GIVEN REQUEST: Write out every record below exactly as it appears.

THE RECORDS:
┌──

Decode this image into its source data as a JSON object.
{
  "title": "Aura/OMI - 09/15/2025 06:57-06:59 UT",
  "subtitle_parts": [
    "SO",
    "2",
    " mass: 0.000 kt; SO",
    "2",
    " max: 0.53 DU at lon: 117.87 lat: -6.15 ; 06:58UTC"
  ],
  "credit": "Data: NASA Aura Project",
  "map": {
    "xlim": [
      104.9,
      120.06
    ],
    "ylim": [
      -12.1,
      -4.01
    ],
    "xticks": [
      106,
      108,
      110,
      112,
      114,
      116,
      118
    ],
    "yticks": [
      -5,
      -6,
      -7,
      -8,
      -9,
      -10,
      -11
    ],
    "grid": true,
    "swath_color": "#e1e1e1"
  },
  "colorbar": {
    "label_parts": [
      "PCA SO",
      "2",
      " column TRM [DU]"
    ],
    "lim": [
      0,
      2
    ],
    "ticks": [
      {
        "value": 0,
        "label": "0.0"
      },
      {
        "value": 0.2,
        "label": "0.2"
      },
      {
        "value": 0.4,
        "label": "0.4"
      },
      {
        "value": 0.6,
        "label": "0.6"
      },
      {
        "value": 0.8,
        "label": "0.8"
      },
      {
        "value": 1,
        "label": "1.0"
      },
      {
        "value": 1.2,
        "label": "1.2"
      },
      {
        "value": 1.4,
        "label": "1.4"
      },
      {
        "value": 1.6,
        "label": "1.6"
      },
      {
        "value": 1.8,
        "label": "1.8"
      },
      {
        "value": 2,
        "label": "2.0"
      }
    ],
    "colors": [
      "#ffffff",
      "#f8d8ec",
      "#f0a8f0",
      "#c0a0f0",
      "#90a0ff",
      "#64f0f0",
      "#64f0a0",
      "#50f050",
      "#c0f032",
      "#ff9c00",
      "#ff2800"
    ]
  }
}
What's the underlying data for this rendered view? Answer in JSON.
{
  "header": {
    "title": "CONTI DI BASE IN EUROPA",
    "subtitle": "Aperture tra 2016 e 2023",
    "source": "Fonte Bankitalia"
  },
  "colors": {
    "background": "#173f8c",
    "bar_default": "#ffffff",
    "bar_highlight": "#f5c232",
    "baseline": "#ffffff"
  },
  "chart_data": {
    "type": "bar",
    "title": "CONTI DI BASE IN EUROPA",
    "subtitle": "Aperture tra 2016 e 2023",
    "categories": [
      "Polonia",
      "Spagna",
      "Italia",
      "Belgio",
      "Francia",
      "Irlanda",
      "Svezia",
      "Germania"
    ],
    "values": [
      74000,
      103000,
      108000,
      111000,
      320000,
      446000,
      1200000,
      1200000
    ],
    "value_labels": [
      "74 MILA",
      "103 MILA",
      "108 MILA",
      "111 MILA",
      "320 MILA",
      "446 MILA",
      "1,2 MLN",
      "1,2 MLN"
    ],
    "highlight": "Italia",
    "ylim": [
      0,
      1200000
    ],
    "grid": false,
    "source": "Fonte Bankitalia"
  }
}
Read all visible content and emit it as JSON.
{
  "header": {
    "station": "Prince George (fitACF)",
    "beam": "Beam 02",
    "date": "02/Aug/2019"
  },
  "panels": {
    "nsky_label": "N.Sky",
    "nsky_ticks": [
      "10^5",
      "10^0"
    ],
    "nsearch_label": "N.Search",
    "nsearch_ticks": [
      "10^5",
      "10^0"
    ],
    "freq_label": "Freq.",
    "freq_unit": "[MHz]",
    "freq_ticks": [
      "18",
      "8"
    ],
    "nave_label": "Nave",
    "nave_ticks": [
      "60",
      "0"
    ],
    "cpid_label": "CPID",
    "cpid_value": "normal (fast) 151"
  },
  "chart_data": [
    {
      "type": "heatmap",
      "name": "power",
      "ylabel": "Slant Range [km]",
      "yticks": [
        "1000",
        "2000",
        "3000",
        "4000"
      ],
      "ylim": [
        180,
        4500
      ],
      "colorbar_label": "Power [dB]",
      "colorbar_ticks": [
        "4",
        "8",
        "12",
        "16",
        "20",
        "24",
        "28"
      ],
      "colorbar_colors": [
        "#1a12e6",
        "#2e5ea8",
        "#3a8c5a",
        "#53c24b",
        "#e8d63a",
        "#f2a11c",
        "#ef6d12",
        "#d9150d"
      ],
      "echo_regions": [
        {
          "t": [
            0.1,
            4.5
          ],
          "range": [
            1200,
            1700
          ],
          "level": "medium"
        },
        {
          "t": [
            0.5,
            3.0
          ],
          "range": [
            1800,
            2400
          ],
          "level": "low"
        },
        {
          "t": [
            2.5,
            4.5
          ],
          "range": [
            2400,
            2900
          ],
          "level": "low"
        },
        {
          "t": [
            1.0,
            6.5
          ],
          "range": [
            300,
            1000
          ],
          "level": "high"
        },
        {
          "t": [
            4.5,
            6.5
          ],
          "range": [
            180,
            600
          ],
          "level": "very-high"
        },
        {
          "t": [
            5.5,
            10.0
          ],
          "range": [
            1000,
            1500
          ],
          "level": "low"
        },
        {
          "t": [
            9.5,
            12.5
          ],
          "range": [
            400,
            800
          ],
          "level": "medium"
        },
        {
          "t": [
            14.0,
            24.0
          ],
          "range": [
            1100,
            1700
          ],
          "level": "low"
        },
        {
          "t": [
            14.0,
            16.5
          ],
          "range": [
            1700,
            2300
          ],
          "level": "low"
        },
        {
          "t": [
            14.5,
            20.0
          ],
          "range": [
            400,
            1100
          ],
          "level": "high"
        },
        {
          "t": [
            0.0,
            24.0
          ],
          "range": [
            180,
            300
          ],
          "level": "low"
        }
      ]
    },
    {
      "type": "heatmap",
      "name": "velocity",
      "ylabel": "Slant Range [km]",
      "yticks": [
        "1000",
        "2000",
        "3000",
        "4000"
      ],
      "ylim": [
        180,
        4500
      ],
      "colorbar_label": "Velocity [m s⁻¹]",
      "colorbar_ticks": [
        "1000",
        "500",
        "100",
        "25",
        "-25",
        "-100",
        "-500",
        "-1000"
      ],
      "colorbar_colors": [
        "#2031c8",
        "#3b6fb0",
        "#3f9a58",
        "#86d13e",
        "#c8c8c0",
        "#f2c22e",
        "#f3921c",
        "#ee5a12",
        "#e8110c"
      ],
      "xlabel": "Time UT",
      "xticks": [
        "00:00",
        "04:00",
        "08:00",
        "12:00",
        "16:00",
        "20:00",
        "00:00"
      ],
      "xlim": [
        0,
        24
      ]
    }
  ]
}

└──

RESULT BELOW:
Decode this image into its source data as a JSON object.
{
  "title": "Aura/OMI - 09/15/2025 06:57-06:59 UT",
  "subtitle_parts": [
    "SO",
    "2",
    " mass: 0.000 kt; SO",
    "2",
    " max: 0.53 DU at lon: 117.87 lat: -6.15 ; 06:58UTC"
  ],
  "credit": "Data: NASA Aura Project",
  "map": {
    "xlim": [
      104.9,
      120.06
    ],
    "ylim": [
      -12.1,
      -4.01
    ],
    "xticks": [
      106,
      108,
      110,
      112,
      114,
      116,
      118
    ],
    "yticks": [
      -5,
      -6,
      -7,
      -8,
      -9,
      -10,
      -11
    ],
    "grid": true,
    "swath_color": "#e1e1e1"
  },
  "colorbar": {
    "label_parts": [
      "PCA SO",
      "2",
      " column TRM [DU]"
    ],
    "lim": [
      0,
      2
    ],
    "ticks": [
      {
        "value": 0,
        "label": "0.0"
      },
      {
        "value": 0.2,
        "label": "0.2"
      },
      {
        "value": 0.4,
        "label": "0.4"
      },
      {
        "value": 0.6,
        "label": "0.6"
      },
      {
        "value": 0.8,
        "label": "0.8"
      },
      {
        "value": 1,
        "label": "1.0"
      },
      {
        "value": 1.2,
        "label": "1.2"
      },
      {
        "value": 1.4,
        "label": "1.4"
      },
      {
        "value": 1.6,
        "label": "1.6"
      },
      {
        "value": 1.8,
        "label": "1.8"
      },
      {
        "value": 2,
        "label": "2.0"
      }
    ],
    "colors": [
      "#ffffff",
      "#f8d8ec",
      "#f0a8f0",
      "#c0a0f0",
      "#90a0ff",
      "#64f0f0",
      "#64f0a0",
      "#50f050",
      "#c0f032",
      "#ff9c00",
      "#ff2800"
    ]
  }
}
What's the underlying data for this rendered view? Answer in JSON.
{
  "header": {
    "title": "CONTI DI BASE IN EUROPA",
    "subtitle": "Aperture tra 2016 e 2023",
    "source": "Fonte Bankitalia"
  },
  "colors": {
    "background": "#173f8c",
    "bar_default": "#ffffff",
    "bar_highlight": "#f5c232",
    "baseline": "#ffffff"
  },
  "chart_data": {
    "type": "bar",
    "title": "CONTI DI BASE IN EUROPA",
    "subtitle": "Aperture tra 2016 e 2023",
    "categories": [
      "Polonia",
      "Spagna",
      "Italia",
      "Belgio",
      "Francia",
      "Irlanda",
      "Svezia",
      "Germania"
    ],
    "values": [
      74000,
      103000,
      108000,
      111000,
      320000,
      446000,
      1200000,
      1200000
    ],
    "value_labels": [
      "74 MILA",
      "103 MILA",
      "108 MILA",
      "111 MILA",
      "320 MILA",
      "446 MILA",
      "1,2 MLN",
      "1,2 MLN"
    ],
    "highlight": "Italia",
    "ylim": [
      0,
      1200000
    ],
    "grid": false,
    "source": "Fonte Bankitalia"
  }
}
Read all visible content and emit it as JSON.
{
  "header": {
    "station": "Prince George (fitACF)",
    "beam": "Beam 02",
    "date": "02/Aug/2019"
  },
  "panels": {
    "nsky_label": "N.Sky",
    "nsky_ticks": [
      "10^5",
      "10^0"
    ],
    "nsearch_label": "N.Search",
    "nsearch_ticks": [
      "10^5",
      "10^0"
    ],
    "freq_label": "Freq.",
    "freq_unit": "[MHz]",
    "freq_ticks": [
      "18",
      "8"
    ],
    "nave_label": "Nave",
    "nave_ticks": [
      "60",
      "0"
    ],
    "cpid_label": "CPID",
    "cpid_value": "normal (fast) 151"
  },
  "chart_data": [
    {
      "type": "heatmap",
      "name": "power",
      "ylabel": "Slant Range [km]",
      "yticks": [
        "1000",
        "2000",
        "3000",
        "4000"
      ],
      "ylim": [
        180,
        4500
      ],
      "colorbar_label": "Power [dB]",
      "colorbar_ticks": [
        "4",
        "8",
        "12",
        "16",
        "20",
        "24",
        "28"
      ],
      "colorbar_colors": [
        "#1a12e6",
        "#2e5ea8",
        "#3a8c5a",
        "#53c24b",
        "#e8d63a",
        "#f2a11c",
        "#ef6d12",
        "#d9150d"
      ],
      "echo_regions": [
        {
          "t": [
            0.1,
            4.5
          ],
          "range": [
            1200,
            1700
          ],
          "level": "medium"
        },
        {
          "t": [
            0.5,
            3.0
          ],
          "range": [
            1800,
            2400
          ],
          "level": "low"
        },
        {
          "t": [
            2.5,
            4.5
          ],
          "range": [
            2400,
            2900
          ],
          "level": "low"
        },
        {
          "t": [
            1.0,
            6.5
          ],
          "range": [
            300,
            1000
          ],
          "level": "high"
        },
        {
          "t": [
            4.5,
            6.5
          ],
          "range": [
            180,
            600
          ],
          "level": "very-high"
        },
        {
          "t": [
            5.5,
            10.0
          ],
          "range": [
            1000,
            1500
          ],
          "level": "low"
        },
        {
          "t": [
            9.5,
            12.5
          ],
          "range": [
            400,
            800
          ],
          "level": "medium"
        },
        {
          "t": [
            14.0,
            24.0
          ],
          "range": [
            1100,
            1700
          ],
          "level": "low"
        },
        {
          "t": [
            14.0,
            16.5
          ],
          "range": [
            1700,
            2300
          ],
          "level": "low"
        },
        {
          "t": [
            14.5,
            20.0
          ],
          "range": [
            400,
            1100
          ],
          "level": "high"
        },
        {
          "t": [
            0.0,
            24.0
          ],
          "range": [
            180,
            300
          ],
          "level": "low"
        }
      ]
    },
    {
      "type": "heatmap",
      "name": "velocity",
      "ylabel": "Slant Range [km]",
      "yticks": [
        "1000",
        "2000",
        "3000",
        "4000"
      ],
      "ylim": [
        180,
        4500
      ],
      "colorbar_label": "Velocity [m s⁻¹]",
      "colorbar_ticks": [
        "1000",
        "500",
        "100",
        "25",
        "-25",
        "-100",
        "-500",
        "-1000"
      ],
      "colorbar_colors": [
        "#2031c8",
        "#3b6fb0",
        "#3f9a58",
        "#86d13e",
        "#c8c8c0",
        "#f2c22e",
        "#f3921c",
        "#ee5a12",
        "#e8110c"
      ],
      "xlabel": "Time UT",
      "xticks": [
        "00:00",
        "04:00",
        "08:00",
        "12:00",
        "16:00",
        "20:00",
        "00:00"
      ],
      "xlim": [
        0,
        24
      ]
    }
  ]
}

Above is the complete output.